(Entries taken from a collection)
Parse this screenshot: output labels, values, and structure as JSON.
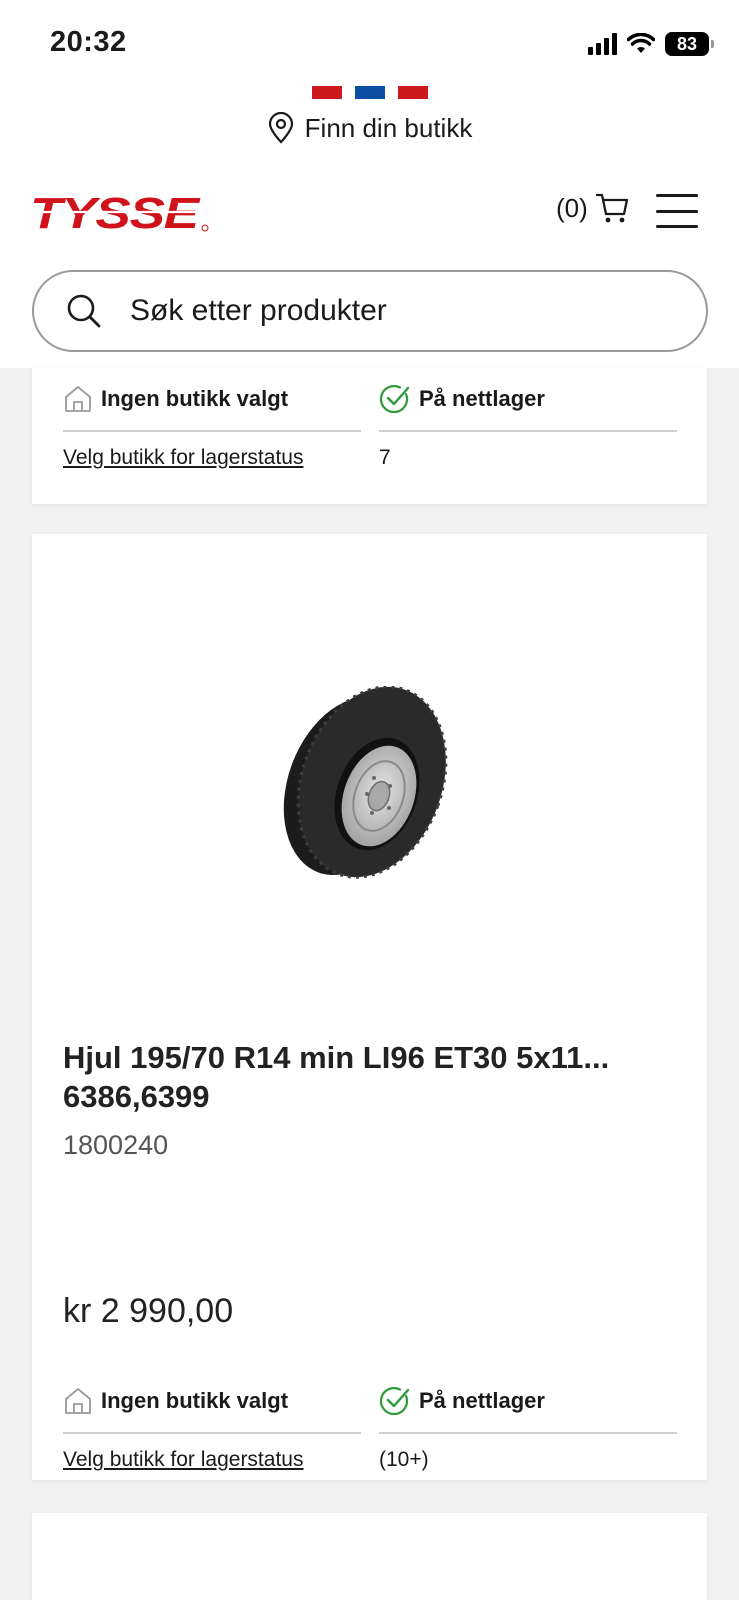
{
  "status_bar": {
    "time": "20:32",
    "battery": "83"
  },
  "header": {
    "flag_colors": [
      "#cc1a1f",
      "#0c4ea2",
      "#cc1a1f"
    ],
    "store_finder_label": "Finn din butikk",
    "logo_text": "TYSSE",
    "cart_count": "(0)",
    "brand_color": "#d0121b"
  },
  "search": {
    "placeholder": "Søk etter produkter"
  },
  "products": [
    {
      "store_status": "Ingen butikk valgt",
      "store_link": "Velg butikk for lagerstatus",
      "online_status": "På nettlager",
      "online_qty": "7"
    },
    {
      "title": "Hjul 195/70 R14 min LI96 ET30 5x11... 6386,6399",
      "sku": "1800240",
      "price": "kr 2 990,00",
      "store_status": "Ingen butikk valgt",
      "store_link": "Velg butikk for lagerstatus",
      "online_status": "På nettlager",
      "online_qty": "(10+)",
      "image_icon": "tire-wheel-image"
    }
  ],
  "colors": {
    "in_stock_green": "#2e9b3a"
  }
}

- [What needs to be done]:
Leave out the pictures and print every line of the data exactly.

- [Exercise answer]:
Parse this screenshot: output labels, values, and structure as JSON.
{
  "status_bar": {
    "time": "20:32",
    "battery": "83"
  },
  "header": {
    "flag_colors": [
      "#cc1a1f",
      "#0c4ea2",
      "#cc1a1f"
    ],
    "store_finder_label": "Finn din butikk",
    "logo_text": "TYSSE",
    "cart_count": "(0)",
    "brand_color": "#d0121b"
  },
  "search": {
    "placeholder": "Søk etter produkter"
  },
  "products": [
    {
      "store_status": "Ingen butikk valgt",
      "store_link": "Velg butikk for lagerstatus",
      "online_status": "På nettlager",
      "online_qty": "7"
    },
    {
      "title": "Hjul 195/70 R14 min LI96 ET30 5x11... 6386,6399",
      "sku": "1800240",
      "price": "kr 2 990,00",
      "store_status": "Ingen butikk valgt",
      "store_link": "Velg butikk for lagerstatus",
      "online_status": "På nettlager",
      "online_qty": "(10+)",
      "image_icon": "tire-wheel-image"
    }
  ],
  "colors": {
    "in_stock_green": "#2e9b3a"
  }
}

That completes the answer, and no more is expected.